>> start Input material

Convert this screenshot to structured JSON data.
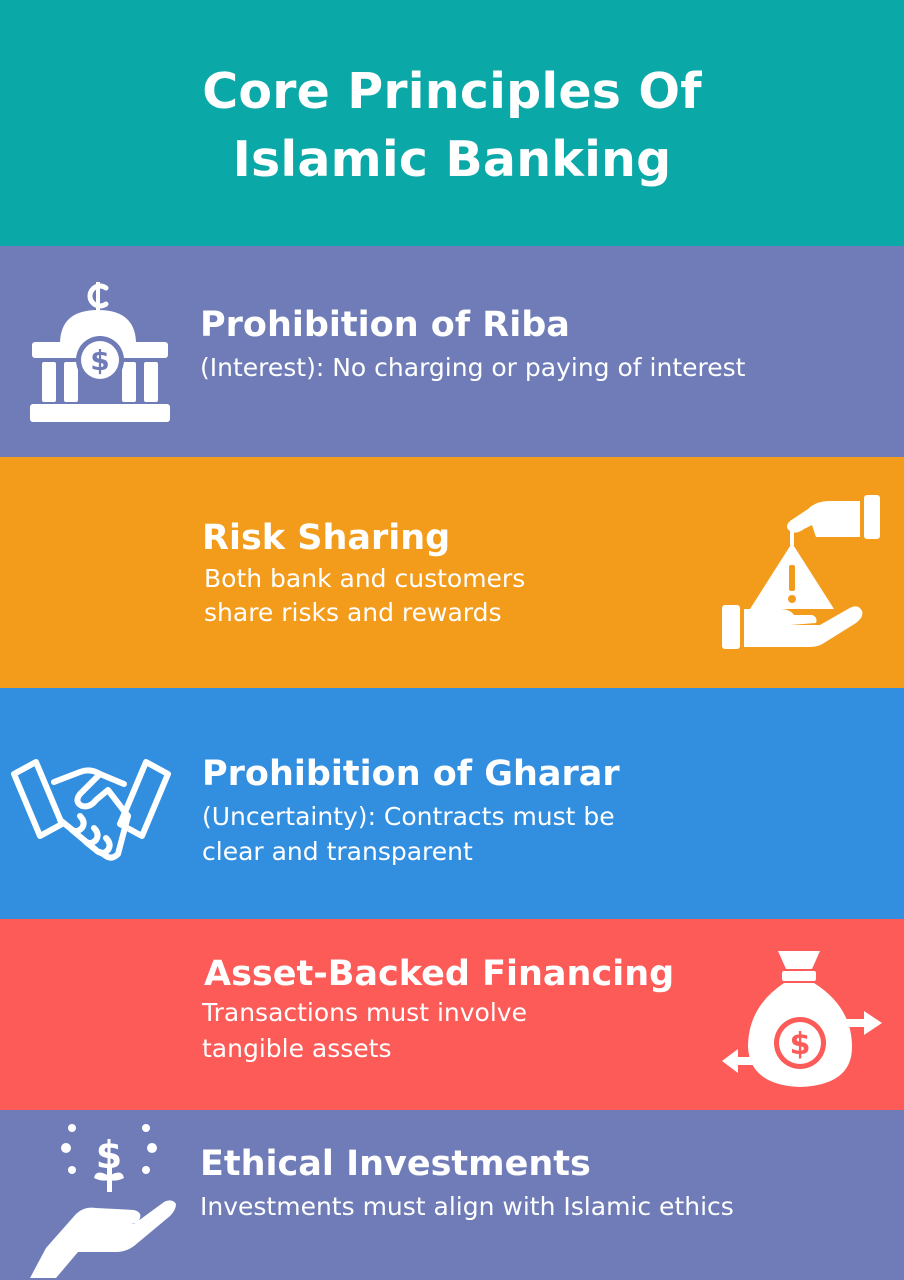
{
  "header": {
    "title_line1": "Core Principles Of",
    "title_line2": "Islamic Banking",
    "color": "#0aa9a7"
  },
  "principles": [
    {
      "heading": "Prohibition of Riba",
      "desc_line1": "(Interest): No charging or paying of interest",
      "color": "#6f7cb7",
      "icon": "bank-dollar-icon"
    },
    {
      "heading": "Risk Sharing",
      "desc_line1": "Both bank and customers",
      "desc_line2": "share risks and rewards",
      "color": "#f39c1c",
      "icon": "hand-risk-icon"
    },
    {
      "heading": "Prohibition of Gharar",
      "desc_line1": "(Uncertainty): Contracts must be",
      "desc_line2": "clear and transparent",
      "color": "#328fe0",
      "icon": "handshake-icon"
    },
    {
      "heading": "Asset-Backed Financing",
      "desc_line1": "Transactions must involve",
      "desc_line2": "tangible assets",
      "color": "#fc5b58",
      "icon": "money-bag-arrows-icon"
    },
    {
      "heading": "Ethical Investments",
      "desc_line1": "Investments must align with Islamic ethics",
      "color": "#6f7cb7",
      "icon": "hand-dollar-plant-icon"
    }
  ]
}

>> end Input material

▸ What to produce:
List every line above that contains the word "icon".

▸ Written solution:
      "icon": "bank-dollar-icon"
      "icon": "hand-risk-icon"
      "icon": "handshake-icon"
      "icon": "money-bag-arrows-icon"
      "icon": "hand-dollar-plant-icon"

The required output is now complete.